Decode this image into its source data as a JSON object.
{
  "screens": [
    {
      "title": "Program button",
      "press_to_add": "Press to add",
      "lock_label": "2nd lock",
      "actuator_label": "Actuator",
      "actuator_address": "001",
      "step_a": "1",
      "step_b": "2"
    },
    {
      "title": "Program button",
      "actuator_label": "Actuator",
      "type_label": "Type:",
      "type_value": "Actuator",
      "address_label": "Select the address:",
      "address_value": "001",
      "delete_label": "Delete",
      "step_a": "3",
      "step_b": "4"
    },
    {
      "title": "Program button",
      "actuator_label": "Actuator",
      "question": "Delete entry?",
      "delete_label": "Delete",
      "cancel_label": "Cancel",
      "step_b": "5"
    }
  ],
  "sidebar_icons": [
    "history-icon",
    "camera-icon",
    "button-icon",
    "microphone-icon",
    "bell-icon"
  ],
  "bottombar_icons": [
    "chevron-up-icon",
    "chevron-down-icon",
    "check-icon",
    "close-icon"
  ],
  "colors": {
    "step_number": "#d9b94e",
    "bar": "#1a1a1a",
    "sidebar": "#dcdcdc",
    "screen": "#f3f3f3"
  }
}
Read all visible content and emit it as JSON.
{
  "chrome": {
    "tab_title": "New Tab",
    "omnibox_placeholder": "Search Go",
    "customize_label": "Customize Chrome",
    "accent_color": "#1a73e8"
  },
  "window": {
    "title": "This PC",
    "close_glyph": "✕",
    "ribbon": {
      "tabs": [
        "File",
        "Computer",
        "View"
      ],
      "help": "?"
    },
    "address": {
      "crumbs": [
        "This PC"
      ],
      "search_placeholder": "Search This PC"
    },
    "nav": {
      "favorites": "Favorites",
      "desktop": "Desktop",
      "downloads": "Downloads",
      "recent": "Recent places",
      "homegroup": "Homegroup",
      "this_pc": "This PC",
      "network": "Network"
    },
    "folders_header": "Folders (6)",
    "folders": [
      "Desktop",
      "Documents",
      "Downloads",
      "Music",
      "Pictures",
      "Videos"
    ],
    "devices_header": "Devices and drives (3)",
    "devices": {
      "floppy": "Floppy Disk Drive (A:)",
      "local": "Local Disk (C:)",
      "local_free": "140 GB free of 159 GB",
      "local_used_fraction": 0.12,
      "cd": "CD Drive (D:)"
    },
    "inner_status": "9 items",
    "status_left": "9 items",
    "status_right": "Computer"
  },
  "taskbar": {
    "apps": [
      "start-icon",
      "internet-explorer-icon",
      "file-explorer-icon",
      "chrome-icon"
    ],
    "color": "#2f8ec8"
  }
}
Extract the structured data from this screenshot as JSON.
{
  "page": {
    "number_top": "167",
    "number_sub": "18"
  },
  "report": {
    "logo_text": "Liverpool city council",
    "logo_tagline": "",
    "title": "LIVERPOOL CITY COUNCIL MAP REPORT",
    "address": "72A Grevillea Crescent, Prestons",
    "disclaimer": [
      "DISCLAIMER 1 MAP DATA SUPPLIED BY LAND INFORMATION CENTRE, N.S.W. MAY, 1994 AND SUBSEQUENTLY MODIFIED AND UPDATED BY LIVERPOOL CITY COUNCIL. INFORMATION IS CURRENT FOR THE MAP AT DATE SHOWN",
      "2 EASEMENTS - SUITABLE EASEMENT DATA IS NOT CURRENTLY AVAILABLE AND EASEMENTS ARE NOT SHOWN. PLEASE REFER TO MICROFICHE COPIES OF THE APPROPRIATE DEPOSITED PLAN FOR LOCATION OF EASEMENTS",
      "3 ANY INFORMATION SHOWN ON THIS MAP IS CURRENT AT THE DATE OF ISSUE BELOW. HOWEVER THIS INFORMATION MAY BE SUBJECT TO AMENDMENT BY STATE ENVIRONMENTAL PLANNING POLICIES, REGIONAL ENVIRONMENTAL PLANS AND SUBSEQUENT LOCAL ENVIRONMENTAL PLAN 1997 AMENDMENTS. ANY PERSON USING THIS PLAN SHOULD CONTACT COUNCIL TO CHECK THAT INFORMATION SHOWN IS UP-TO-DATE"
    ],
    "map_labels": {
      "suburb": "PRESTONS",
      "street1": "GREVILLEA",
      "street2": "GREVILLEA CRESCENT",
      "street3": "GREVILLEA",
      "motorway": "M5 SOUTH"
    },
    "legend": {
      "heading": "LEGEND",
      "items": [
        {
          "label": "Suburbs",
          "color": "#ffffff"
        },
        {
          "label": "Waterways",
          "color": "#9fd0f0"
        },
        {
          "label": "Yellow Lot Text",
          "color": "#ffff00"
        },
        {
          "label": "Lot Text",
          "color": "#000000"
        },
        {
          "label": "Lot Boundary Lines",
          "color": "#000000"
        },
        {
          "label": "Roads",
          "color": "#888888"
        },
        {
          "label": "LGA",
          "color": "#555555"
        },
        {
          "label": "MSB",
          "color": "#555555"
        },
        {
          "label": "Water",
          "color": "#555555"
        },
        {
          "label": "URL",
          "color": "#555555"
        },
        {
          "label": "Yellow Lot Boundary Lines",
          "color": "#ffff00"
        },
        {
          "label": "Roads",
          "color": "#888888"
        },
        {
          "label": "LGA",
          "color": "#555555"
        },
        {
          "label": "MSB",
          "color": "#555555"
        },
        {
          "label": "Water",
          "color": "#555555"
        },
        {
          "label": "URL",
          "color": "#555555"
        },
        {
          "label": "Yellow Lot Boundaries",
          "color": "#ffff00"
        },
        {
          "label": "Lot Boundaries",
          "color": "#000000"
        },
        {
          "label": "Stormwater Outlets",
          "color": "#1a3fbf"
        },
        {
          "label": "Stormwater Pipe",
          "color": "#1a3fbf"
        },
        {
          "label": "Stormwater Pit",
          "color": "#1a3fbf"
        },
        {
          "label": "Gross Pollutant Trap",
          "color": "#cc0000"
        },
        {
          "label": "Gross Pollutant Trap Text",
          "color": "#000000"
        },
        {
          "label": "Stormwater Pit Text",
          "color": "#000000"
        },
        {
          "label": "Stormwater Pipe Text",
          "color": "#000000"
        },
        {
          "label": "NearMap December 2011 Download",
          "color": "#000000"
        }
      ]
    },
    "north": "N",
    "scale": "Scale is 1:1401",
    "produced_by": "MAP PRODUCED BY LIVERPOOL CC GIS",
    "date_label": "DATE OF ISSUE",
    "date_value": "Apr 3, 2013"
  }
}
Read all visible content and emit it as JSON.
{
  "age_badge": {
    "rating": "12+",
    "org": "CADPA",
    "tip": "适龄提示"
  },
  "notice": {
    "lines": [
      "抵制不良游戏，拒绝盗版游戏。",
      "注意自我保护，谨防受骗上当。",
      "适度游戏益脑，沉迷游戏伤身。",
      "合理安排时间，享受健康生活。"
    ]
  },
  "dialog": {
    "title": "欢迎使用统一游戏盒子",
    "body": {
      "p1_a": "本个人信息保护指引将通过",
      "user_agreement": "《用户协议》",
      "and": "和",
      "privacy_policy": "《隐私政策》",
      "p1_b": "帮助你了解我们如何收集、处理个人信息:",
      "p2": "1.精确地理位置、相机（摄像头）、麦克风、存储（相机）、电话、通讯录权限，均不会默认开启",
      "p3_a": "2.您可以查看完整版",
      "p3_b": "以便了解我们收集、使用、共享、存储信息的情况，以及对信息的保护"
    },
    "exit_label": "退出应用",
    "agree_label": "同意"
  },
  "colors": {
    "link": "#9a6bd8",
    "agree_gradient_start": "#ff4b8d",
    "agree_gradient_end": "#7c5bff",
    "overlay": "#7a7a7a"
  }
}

....................

EXERCISE TASK: Copy every record exactly as presented.

SOLUTION FOR THIS TASK:
Decode this image into its source data as a JSON object.
{
  "screens": [
    {
      "title": "Program button",
      "press_to_add": "Press to add",
      "lock_label": "2nd lock",
      "actuator_label": "Actuator",
      "actuator_address": "001",
      "step_a": "1",
      "step_b": "2"
    },
    {
      "title": "Program button",
      "actuator_label": "Actuator",
      "type_label": "Type:",
      "type_value": "Actuator",
      "address_label": "Select the address:",
      "address_value": "001",
      "delete_label": "Delete",
      "step_a": "3",
      "step_b": "4"
    },
    {
      "title": "Program button",
      "actuator_label": "Actuator",
      "question": "Delete entry?",
      "delete_label": "Delete",
      "cancel_label": "Cancel",
      "step_b": "5"
    }
  ],
  "sidebar_icons": [
    "history-icon",
    "camera-icon",
    "button-icon",
    "microphone-icon",
    "bell-icon"
  ],
  "bottombar_icons": [
    "chevron-up-icon",
    "chevron-down-icon",
    "check-icon",
    "close-icon"
  ],
  "colors": {
    "step_number": "#d9b94e",
    "bar": "#1a1a1a",
    "sidebar": "#dcdcdc",
    "screen": "#f3f3f3"
  }
}
Read all visible content and emit it as JSON.
{
  "chrome": {
    "tab_title": "New Tab",
    "omnibox_placeholder": "Search Go",
    "customize_label": "Customize Chrome",
    "accent_color": "#1a73e8"
  },
  "window": {
    "title": "This PC",
    "close_glyph": "✕",
    "ribbon": {
      "tabs": [
        "File",
        "Computer",
        "View"
      ],
      "help": "?"
    },
    "address": {
      "crumbs": [
        "This PC"
      ],
      "search_placeholder": "Search This PC"
    },
    "nav": {
      "favorites": "Favorites",
      "desktop": "Desktop",
      "downloads": "Downloads",
      "recent": "Recent places",
      "homegroup": "Homegroup",
      "this_pc": "This PC",
      "network": "Network"
    },
    "folders_header": "Folders (6)",
    "folders": [
      "Desktop",
      "Documents",
      "Downloads",
      "Music",
      "Pictures",
      "Videos"
    ],
    "devices_header": "Devices and drives (3)",
    "devices": {
      "floppy": "Floppy Disk Drive (A:)",
      "local": "Local Disk (C:)",
      "local_free": "140 GB free of 159 GB",
      "local_used_fraction": 0.12,
      "cd": "CD Drive (D:)"
    },
    "inner_status": "9 items",
    "status_left": "9 items",
    "status_right": "Computer"
  },
  "taskbar": {
    "apps": [
      "start-icon",
      "internet-explorer-icon",
      "file-explorer-icon",
      "chrome-icon"
    ],
    "color": "#2f8ec8"
  }
}
Extract the structured data from this screenshot as JSON.
{
  "page": {
    "number_top": "167",
    "number_sub": "18"
  },
  "report": {
    "logo_text": "Liverpool city council",
    "logo_tagline": "",
    "title": "LIVERPOOL CITY COUNCIL MAP REPORT",
    "address": "72A Grevillea Crescent, Prestons",
    "disclaimer": [
      "DISCLAIMER 1 MAP DATA SUPPLIED BY LAND INFORMATION CENTRE, N.S.W. MAY, 1994 AND SUBSEQUENTLY MODIFIED AND UPDATED BY LIVERPOOL CITY COUNCIL. INFORMATION IS CURRENT FOR THE MAP AT DATE SHOWN",
      "2 EASEMENTS - SUITABLE EASEMENT DATA IS NOT CURRENTLY AVAILABLE AND EASEMENTS ARE NOT SHOWN. PLEASE REFER TO MICROFICHE COPIES OF THE APPROPRIATE DEPOSITED PLAN FOR LOCATION OF EASEMENTS",
      "3 ANY INFORMATION SHOWN ON THIS MAP IS CURRENT AT THE DATE OF ISSUE BELOW. HOWEVER THIS INFORMATION MAY BE SUBJECT TO AMENDMENT BY STATE ENVIRONMENTAL PLANNING POLICIES, REGIONAL ENVIRONMENTAL PLANS AND SUBSEQUENT LOCAL ENVIRONMENTAL PLAN 1997 AMENDMENTS. ANY PERSON USING THIS PLAN SHOULD CONTACT COUNCIL TO CHECK THAT INFORMATION SHOWN IS UP-TO-DATE"
    ],
    "map_labels": {
      "suburb": "PRESTONS",
      "street1": "GREVILLEA",
      "street2": "GREVILLEA CRESCENT",
      "street3": "GREVILLEA",
      "motorway": "M5 SOUTH"
    },
    "legend": {
      "heading": "LEGEND",
      "items": [
        {
          "label": "Suburbs",
          "color": "#ffffff"
        },
        {
          "label": "Waterways",
          "color": "#9fd0f0"
        },
        {
          "label": "Yellow Lot Text",
          "color": "#ffff00"
        },
        {
          "label": "Lot Text",
          "color": "#000000"
        },
        {
          "label": "Lot Boundary Lines",
          "color": "#000000"
        },
        {
          "label": "Roads",
          "color": "#888888"
        },
        {
          "label": "LGA",
          "color": "#555555"
        },
        {
          "label": "MSB",
          "color": "#555555"
        },
        {
          "label": "Water",
          "color": "#555555"
        },
        {
          "label": "URL",
          "color": "#555555"
        },
        {
          "label": "Yellow Lot Boundary Lines",
          "color": "#ffff00"
        },
        {
          "label": "Roads",
          "color": "#888888"
        },
        {
          "label": "LGA",
          "color": "#555555"
        },
        {
          "label": "MSB",
          "color": "#555555"
        },
        {
          "label": "Water",
          "color": "#555555"
        },
        {
          "label": "URL",
          "color": "#555555"
        },
        {
          "label": "Yellow Lot Boundaries",
          "color": "#ffff00"
        },
        {
          "label": "Lot Boundaries",
          "color": "#000000"
        },
        {
          "label": "Stormwater Outlets",
          "color": "#1a3fbf"
        },
        {
          "label": "Stormwater Pipe",
          "color": "#1a3fbf"
        },
        {
          "label": "Stormwater Pit",
          "color": "#1a3fbf"
        },
        {
          "label": "Gross Pollutant Trap",
          "color": "#cc0000"
        },
        {
          "label": "Gross Pollutant Trap Text",
          "color": "#000000"
        },
        {
          "label": "Stormwater Pit Text",
          "color": "#000000"
        },
        {
          "label": "Stormwater Pipe Text",
          "color": "#000000"
        },
        {
          "label": "NearMap December 2011 Download",
          "color": "#000000"
        }
      ]
    },
    "north": "N",
    "scale": "Scale is 1:1401",
    "produced_by": "MAP PRODUCED BY LIVERPOOL CC GIS",
    "date_label": "DATE OF ISSUE",
    "date_value": "Apr 3, 2013"
  }
}
Read all visible content and emit it as JSON.
{
  "age_badge": {
    "rating": "12+",
    "org": "CADPA",
    "tip": "适龄提示"
  },
  "notice": {
    "lines": [
      "抵制不良游戏，拒绝盗版游戏。",
      "注意自我保护，谨防受骗上当。",
      "适度游戏益脑，沉迷游戏伤身。",
      "合理安排时间，享受健康生活。"
    ]
  },
  "dialog": {
    "title": "欢迎使用统一游戏盒子",
    "body": {
      "p1_a": "本个人信息保护指引将通过",
      "user_agreement": "《用户协议》",
      "and": "和",
      "privacy_policy": "《隐私政策》",
      "p1_b": "帮助你了解我们如何收集、处理个人信息:",
      "p2": "1.精确地理位置、相机（摄像头）、麦克风、存储（相机）、电话、通讯录权限，均不会默认开启",
      "p3_a": "2.您可以查看完整版",
      "p3_b": "以便了解我们收集、使用、共享、存储信息的情况，以及对信息的保护"
    },
    "exit_label": "退出应用",
    "agree_label": "同意"
  },
  "colors": {
    "link": "#9a6bd8",
    "agree_gradient_start": "#ff4b8d",
    "agree_gradient_end": "#7c5bff",
    "overlay": "#7a7a7a"
  }
}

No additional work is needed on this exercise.